Reproduce every line of the material below without any changes.

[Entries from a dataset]
* begin *
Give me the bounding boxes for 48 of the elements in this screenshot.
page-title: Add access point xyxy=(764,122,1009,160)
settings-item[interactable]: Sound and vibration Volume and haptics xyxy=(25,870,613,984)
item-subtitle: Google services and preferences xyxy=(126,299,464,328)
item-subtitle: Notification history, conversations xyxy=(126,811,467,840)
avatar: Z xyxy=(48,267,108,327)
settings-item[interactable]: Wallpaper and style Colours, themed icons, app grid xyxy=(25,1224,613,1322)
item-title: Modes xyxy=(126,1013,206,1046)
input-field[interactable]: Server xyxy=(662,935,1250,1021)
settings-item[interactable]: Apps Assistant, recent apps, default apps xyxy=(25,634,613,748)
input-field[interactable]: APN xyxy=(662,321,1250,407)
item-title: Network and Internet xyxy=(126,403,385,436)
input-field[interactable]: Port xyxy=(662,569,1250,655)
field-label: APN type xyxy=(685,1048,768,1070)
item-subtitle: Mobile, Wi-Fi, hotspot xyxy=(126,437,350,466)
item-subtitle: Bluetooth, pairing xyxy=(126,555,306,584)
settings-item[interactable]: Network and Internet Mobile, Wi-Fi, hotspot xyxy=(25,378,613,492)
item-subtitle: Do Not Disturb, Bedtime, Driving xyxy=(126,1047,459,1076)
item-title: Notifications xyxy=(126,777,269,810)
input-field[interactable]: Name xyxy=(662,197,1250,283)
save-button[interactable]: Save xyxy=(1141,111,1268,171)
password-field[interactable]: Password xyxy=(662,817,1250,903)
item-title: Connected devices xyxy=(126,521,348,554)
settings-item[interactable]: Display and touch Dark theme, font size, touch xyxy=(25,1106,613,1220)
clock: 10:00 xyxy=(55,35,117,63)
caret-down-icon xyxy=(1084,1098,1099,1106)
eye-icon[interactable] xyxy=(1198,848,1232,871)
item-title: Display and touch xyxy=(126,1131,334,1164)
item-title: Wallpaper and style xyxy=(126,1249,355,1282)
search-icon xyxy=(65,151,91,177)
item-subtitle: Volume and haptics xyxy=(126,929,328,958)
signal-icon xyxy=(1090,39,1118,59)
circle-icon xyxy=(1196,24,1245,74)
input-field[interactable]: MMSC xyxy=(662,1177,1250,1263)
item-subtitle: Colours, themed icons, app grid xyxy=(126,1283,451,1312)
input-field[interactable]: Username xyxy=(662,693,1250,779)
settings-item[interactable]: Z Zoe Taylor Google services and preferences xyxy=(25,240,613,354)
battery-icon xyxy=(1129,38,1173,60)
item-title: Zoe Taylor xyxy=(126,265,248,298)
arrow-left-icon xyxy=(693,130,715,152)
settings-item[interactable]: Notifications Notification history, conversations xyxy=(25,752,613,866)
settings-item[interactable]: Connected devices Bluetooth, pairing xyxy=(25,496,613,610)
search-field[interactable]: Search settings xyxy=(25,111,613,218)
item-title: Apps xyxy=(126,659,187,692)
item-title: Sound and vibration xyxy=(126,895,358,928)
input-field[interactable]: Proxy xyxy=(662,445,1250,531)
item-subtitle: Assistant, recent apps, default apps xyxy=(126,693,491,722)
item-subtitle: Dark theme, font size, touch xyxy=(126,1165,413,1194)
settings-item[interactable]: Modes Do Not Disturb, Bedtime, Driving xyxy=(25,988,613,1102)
* end *
● **Full output**
Give me the bounding boxes for 48 of the elements in this screenshot.
page-title: Add access point xyxy=(764,122,1009,160)
settings-item[interactable]: Sound and vibration Volume and haptics xyxy=(25,870,613,984)
item-subtitle: Google services and preferences xyxy=(126,299,464,328)
item-subtitle: Notification history, conversations xyxy=(126,811,467,840)
avatar: Z xyxy=(48,267,108,327)
settings-item[interactable]: Wallpaper and style Colours, themed icons, app grid xyxy=(25,1224,613,1322)
item-title: Modes xyxy=(126,1013,206,1046)
input-field[interactable]: Server xyxy=(662,935,1250,1021)
settings-item[interactable]: Apps Assistant, recent apps, default apps xyxy=(25,634,613,748)
input-field[interactable]: APN xyxy=(662,321,1250,407)
item-title: Network and Internet xyxy=(126,403,385,436)
input-field[interactable]: Port xyxy=(662,569,1250,655)
field-label: APN type xyxy=(685,1048,768,1070)
item-subtitle: Mobile, Wi-Fi, hotspot xyxy=(126,437,350,466)
item-subtitle: Bluetooth, pairing xyxy=(126,555,306,584)
settings-item[interactable]: Network and Internet Mobile, Wi-Fi, hotspot xyxy=(25,378,613,492)
item-subtitle: Do Not Disturb, Bedtime, Driving xyxy=(126,1047,459,1076)
item-title: Notifications xyxy=(126,777,269,810)
input-field[interactable]: Name xyxy=(662,197,1250,283)
save-button[interactable]: Save xyxy=(1141,111,1268,171)
password-field[interactable]: Password xyxy=(662,817,1250,903)
item-title: Connected devices xyxy=(126,521,348,554)
settings-item[interactable]: Display and touch Dark theme, font size, touch xyxy=(25,1106,613,1220)
clock: 10:00 xyxy=(55,35,117,63)
caret-down-icon xyxy=(1084,1098,1099,1106)
eye-icon[interactable] xyxy=(1198,848,1232,871)
item-title: Display and touch xyxy=(126,1131,334,1164)
item-title: Wallpaper and style xyxy=(126,1249,355,1282)
search-icon xyxy=(65,151,91,177)
item-subtitle: Volume and haptics xyxy=(126,929,328,958)
signal-icon xyxy=(1090,39,1118,59)
circle-icon xyxy=(1196,24,1245,74)
input-field[interactable]: MMSC xyxy=(662,1177,1250,1263)
item-subtitle: Colours, themed icons, app grid xyxy=(126,1283,451,1312)
input-field[interactable]: Username xyxy=(662,693,1250,779)
settings-item[interactable]: Z Zoe Taylor Google services and preferences xyxy=(25,240,613,354)
battery-icon xyxy=(1129,38,1173,60)
item-title: Zoe Taylor xyxy=(126,265,248,298)
arrow-left-icon xyxy=(693,130,715,152)
settings-item[interactable]: Notifications Notification history, conversations xyxy=(25,752,613,866)
settings-item[interactable]: Connected devices Bluetooth, pairing xyxy=(25,496,613,610)
search-field[interactable]: Search settings xyxy=(25,111,613,218)
item-title: Apps xyxy=(126,659,187,692)
item-title: Sound and vibration xyxy=(126,895,358,928)
input-field[interactable]: Proxy xyxy=(662,445,1250,531)
item-subtitle: Assistant, recent apps, default apps xyxy=(126,693,491,722)
item-subtitle: Dark theme, font size, touch xyxy=(126,1165,413,1194)
settings-item[interactable]: Modes Do Not Disturb, Bedtime, Driving xyxy=(25,988,613,1102)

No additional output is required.